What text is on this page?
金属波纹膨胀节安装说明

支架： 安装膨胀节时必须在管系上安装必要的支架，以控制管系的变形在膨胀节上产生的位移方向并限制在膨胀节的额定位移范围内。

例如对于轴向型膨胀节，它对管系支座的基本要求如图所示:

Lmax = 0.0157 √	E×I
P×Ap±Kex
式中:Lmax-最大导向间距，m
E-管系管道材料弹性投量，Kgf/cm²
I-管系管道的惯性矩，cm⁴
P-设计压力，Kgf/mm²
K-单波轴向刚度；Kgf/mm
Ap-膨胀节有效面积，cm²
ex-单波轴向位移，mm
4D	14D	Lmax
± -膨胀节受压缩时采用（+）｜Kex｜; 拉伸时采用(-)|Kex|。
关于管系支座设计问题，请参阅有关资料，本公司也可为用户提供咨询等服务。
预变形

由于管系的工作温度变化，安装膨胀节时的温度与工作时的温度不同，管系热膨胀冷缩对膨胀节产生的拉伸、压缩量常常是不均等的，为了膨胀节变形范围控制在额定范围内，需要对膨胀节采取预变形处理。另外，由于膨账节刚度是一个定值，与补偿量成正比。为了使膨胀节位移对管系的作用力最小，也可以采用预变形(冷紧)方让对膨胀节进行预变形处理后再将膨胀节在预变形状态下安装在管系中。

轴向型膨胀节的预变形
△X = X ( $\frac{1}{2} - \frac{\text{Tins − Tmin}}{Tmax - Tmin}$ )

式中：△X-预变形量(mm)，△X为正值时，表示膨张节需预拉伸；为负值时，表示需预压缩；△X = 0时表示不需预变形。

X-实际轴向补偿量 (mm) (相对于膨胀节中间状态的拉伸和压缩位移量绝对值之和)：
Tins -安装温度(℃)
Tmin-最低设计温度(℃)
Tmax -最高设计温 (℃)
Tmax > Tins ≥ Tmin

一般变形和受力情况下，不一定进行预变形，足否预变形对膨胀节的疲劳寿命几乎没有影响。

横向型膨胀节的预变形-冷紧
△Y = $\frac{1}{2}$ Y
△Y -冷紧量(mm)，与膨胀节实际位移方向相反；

※

• **Stated exercise**:
Extract every entry in the listing word for word.

• **Completed exercise**:
What text is on this page?
金属波纹膨胀节安装说明

支架： 安装膨胀节时必须在管系上安装必要的支架，以控制管系的变形在膨胀节上产生的位移方向并限制在膨胀节的额定位移范围内。

例如对于轴向型膨胀节，它对管系支座的基本要求如图所示:

Lmax = 0.0157 √	E×I
P×Ap±Kex
式中:Lmax-最大导向间距，m
E-管系管道材料弹性投量，Kgf/cm²
I-管系管道的惯性矩，cm⁴
P-设计压力，Kgf/mm²
K-单波轴向刚度；Kgf/mm
Ap-膨胀节有效面积，cm²
ex-单波轴向位移，mm
4D	14D	Lmax
± -膨胀节受压缩时采用（+）｜Kex｜; 拉伸时采用(-)|Kex|。
关于管系支座设计问题，请参阅有关资料，本公司也可为用户提供咨询等服务。
预变形

由于管系的工作温度变化，安装膨胀节时的温度与工作时的温度不同，管系热膨胀冷缩对膨胀节产生的拉伸、压缩量常常是不均等的，为了膨胀节变形范围控制在额定范围内，需要对膨胀节采取预变形处理。另外，由于膨账节刚度是一个定值，与补偿量成正比。为了使膨胀节位移对管系的作用力最小，也可以采用预变形(冷紧)方让对膨胀节进行预变形处理后再将膨胀节在预变形状态下安装在管系中。

轴向型膨胀节的预变形
△X = X ( $\frac{1}{2} - \frac{\text{Tins − Tmin}}{Tmax - Tmin}$ )

式中：△X-预变形量(mm)，△X为正值时，表示膨张节需预拉伸；为负值时，表示需预压缩；△X = 0时表示不需预变形。

X-实际轴向补偿量 (mm) (相对于膨胀节中间状态的拉伸和压缩位移量绝对值之和)：
Tins -安装温度(℃)
Tmin-最低设计温度(℃)
Tmax -最高设计温 (℃)
Tmax > Tins ≥ Tmin

一般变形和受力情况下，不一定进行预变形，足否预变形对膨胀节的疲劳寿命几乎没有影响。

横向型膨胀节的预变形-冷紧
△Y = $\frac{1}{2}$ Y
△Y -冷紧量(mm)，与膨胀节实际位移方向相反；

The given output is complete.